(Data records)
--

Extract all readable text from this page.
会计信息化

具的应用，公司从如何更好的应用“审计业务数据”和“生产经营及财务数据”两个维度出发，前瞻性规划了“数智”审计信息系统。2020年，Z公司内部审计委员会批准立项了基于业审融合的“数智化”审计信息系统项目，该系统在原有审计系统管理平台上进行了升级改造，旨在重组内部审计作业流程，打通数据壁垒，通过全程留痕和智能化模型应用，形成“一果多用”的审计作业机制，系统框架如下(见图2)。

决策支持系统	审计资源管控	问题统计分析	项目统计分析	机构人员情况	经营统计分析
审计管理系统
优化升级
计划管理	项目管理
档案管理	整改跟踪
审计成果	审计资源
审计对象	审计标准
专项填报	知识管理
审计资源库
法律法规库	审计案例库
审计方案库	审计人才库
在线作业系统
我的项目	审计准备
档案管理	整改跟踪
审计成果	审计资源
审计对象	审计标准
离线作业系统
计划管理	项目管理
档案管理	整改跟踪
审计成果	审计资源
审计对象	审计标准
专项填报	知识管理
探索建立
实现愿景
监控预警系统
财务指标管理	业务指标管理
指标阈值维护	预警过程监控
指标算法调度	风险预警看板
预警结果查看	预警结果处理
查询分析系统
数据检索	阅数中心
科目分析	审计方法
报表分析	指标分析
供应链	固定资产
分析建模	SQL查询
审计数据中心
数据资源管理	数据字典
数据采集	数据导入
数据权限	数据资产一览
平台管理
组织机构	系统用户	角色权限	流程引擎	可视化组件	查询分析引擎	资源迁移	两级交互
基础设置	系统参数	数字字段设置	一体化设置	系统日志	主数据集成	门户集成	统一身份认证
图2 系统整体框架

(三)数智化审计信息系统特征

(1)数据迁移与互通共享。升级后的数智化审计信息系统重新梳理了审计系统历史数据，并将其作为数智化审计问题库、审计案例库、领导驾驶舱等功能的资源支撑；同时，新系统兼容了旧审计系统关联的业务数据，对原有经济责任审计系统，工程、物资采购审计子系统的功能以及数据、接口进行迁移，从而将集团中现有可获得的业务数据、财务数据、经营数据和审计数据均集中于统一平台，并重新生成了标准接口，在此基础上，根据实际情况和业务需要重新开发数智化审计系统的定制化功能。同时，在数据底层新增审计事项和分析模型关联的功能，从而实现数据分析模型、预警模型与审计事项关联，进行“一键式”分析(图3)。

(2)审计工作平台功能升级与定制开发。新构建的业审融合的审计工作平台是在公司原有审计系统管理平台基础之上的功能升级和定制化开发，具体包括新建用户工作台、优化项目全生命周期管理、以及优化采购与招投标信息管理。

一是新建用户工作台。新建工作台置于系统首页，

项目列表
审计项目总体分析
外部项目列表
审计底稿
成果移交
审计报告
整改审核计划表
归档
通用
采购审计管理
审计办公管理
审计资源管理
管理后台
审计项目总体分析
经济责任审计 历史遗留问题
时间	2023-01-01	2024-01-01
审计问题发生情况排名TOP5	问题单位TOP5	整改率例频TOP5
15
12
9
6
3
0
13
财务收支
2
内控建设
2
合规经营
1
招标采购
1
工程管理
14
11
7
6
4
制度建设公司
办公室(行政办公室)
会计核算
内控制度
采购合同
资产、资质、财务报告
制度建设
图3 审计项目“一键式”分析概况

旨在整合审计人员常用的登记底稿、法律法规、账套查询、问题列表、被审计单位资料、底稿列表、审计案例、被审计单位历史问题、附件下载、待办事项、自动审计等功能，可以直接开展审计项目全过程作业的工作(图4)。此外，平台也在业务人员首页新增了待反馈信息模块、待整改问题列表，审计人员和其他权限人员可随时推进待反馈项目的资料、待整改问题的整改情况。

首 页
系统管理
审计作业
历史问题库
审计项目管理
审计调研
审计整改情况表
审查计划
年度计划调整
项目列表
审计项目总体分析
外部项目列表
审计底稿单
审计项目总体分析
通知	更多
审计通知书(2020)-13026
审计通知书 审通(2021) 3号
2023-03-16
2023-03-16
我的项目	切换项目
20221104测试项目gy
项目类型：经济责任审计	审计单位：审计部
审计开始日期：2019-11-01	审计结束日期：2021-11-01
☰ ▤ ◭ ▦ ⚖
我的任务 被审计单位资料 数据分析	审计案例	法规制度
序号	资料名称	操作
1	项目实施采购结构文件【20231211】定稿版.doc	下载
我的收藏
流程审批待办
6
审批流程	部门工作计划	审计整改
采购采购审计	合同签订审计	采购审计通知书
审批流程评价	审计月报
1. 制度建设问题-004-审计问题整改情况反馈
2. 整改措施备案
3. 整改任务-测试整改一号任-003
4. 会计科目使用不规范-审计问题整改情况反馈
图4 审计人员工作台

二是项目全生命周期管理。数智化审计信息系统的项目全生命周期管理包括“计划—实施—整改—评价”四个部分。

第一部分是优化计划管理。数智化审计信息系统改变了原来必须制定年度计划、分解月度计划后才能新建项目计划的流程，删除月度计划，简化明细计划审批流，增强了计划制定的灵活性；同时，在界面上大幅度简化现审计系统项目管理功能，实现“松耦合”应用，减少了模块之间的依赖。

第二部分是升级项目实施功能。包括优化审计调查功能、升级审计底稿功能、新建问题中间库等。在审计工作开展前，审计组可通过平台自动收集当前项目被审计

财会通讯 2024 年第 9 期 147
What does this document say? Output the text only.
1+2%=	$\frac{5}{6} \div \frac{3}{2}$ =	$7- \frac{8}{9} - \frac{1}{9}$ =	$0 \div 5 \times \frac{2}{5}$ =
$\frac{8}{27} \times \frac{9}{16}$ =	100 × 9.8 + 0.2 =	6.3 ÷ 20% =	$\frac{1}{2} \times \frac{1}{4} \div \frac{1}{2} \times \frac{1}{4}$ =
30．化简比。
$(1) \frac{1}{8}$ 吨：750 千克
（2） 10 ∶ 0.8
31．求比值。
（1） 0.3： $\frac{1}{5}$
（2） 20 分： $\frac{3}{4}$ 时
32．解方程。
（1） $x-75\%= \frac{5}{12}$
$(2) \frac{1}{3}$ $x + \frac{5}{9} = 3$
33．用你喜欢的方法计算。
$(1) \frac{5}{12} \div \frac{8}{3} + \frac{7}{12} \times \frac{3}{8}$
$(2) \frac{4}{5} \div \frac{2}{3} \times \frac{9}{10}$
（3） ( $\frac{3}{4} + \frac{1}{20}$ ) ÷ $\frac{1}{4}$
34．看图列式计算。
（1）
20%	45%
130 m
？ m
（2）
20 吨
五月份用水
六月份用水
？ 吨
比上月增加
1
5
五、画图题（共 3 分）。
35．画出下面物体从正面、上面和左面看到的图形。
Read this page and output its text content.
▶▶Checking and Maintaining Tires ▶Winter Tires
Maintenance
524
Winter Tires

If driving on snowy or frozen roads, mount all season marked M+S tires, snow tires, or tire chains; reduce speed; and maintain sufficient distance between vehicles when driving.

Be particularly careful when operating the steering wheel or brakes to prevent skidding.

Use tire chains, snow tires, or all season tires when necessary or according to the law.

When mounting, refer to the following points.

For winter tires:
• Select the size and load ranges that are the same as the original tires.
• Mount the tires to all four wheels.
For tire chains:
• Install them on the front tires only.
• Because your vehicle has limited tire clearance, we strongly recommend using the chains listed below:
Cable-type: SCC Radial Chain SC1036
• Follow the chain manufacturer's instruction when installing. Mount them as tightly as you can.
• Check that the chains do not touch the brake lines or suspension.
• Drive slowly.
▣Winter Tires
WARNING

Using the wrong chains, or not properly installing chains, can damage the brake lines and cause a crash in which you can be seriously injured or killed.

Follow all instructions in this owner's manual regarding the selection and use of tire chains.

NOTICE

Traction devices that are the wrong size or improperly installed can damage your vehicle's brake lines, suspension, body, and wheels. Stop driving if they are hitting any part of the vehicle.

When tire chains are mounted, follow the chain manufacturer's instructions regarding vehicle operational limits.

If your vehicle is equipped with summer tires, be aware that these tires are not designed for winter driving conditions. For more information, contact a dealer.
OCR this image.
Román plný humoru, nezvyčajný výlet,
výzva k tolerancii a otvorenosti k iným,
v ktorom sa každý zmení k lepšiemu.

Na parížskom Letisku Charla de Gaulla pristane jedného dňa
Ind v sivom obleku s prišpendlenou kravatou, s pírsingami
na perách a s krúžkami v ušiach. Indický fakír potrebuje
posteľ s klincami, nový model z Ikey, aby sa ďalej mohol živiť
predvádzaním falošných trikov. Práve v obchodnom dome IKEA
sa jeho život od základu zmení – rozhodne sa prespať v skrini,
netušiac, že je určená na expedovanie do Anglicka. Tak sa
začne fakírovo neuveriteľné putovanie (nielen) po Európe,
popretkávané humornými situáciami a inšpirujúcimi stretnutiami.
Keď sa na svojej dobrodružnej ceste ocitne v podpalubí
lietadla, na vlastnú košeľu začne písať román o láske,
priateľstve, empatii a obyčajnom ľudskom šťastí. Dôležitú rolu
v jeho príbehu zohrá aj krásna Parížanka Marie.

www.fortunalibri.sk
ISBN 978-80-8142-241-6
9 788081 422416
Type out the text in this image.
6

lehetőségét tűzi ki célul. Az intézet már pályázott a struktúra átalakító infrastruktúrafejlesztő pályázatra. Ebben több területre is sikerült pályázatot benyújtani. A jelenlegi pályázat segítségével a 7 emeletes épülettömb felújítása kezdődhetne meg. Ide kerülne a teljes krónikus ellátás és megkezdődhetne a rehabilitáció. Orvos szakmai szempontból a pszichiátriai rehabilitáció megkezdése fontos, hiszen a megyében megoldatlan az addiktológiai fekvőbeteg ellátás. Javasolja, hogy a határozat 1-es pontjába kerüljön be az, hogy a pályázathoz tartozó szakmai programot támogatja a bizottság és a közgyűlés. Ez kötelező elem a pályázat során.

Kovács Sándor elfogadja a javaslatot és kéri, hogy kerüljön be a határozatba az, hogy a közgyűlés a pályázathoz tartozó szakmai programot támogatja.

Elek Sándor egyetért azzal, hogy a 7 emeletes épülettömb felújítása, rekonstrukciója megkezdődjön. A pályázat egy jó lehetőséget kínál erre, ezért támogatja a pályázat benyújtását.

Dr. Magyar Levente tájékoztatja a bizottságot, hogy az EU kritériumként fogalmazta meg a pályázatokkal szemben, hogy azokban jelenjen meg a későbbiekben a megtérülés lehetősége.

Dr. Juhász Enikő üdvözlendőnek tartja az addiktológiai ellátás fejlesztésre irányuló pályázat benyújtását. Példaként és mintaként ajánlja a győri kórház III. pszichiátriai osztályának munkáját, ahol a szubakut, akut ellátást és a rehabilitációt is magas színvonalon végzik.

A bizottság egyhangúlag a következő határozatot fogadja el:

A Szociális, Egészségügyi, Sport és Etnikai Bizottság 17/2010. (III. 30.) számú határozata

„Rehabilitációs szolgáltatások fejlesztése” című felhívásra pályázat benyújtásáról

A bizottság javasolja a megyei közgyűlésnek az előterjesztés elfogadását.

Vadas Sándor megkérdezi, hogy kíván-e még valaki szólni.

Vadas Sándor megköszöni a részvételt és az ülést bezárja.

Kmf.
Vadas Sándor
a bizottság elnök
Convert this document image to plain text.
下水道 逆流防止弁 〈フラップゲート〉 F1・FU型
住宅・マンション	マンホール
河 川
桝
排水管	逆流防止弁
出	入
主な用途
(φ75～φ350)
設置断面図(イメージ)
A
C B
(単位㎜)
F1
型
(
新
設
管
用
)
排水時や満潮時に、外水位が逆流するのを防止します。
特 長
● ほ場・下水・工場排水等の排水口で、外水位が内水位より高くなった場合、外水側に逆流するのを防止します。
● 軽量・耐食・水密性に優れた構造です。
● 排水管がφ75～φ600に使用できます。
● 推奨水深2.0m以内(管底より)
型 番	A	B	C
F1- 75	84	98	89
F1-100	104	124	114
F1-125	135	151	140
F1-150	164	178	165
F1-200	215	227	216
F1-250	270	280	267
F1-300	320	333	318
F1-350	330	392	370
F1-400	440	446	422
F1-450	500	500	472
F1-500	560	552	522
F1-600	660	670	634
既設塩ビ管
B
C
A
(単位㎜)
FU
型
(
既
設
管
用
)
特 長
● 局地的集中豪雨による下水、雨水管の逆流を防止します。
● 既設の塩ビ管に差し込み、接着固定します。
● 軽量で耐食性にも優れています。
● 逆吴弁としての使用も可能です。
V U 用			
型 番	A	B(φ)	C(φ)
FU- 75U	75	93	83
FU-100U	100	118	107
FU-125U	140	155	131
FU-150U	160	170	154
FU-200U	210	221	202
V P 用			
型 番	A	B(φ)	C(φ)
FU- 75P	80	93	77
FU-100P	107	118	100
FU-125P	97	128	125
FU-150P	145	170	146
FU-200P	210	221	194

--

*EXERCISE INSTRUCTIONS*
In the listing, find each line with the string "season" and copy it.

*TASK RESPONSE*
If driving on snowy or frozen roads, mount all season marked M+S tires, snow tires, or tire chains; reduce speed; and maintain sufficient distance between vehicles when driving.
Use tire chains, snow tires, or all season tires when necessary or according to the law.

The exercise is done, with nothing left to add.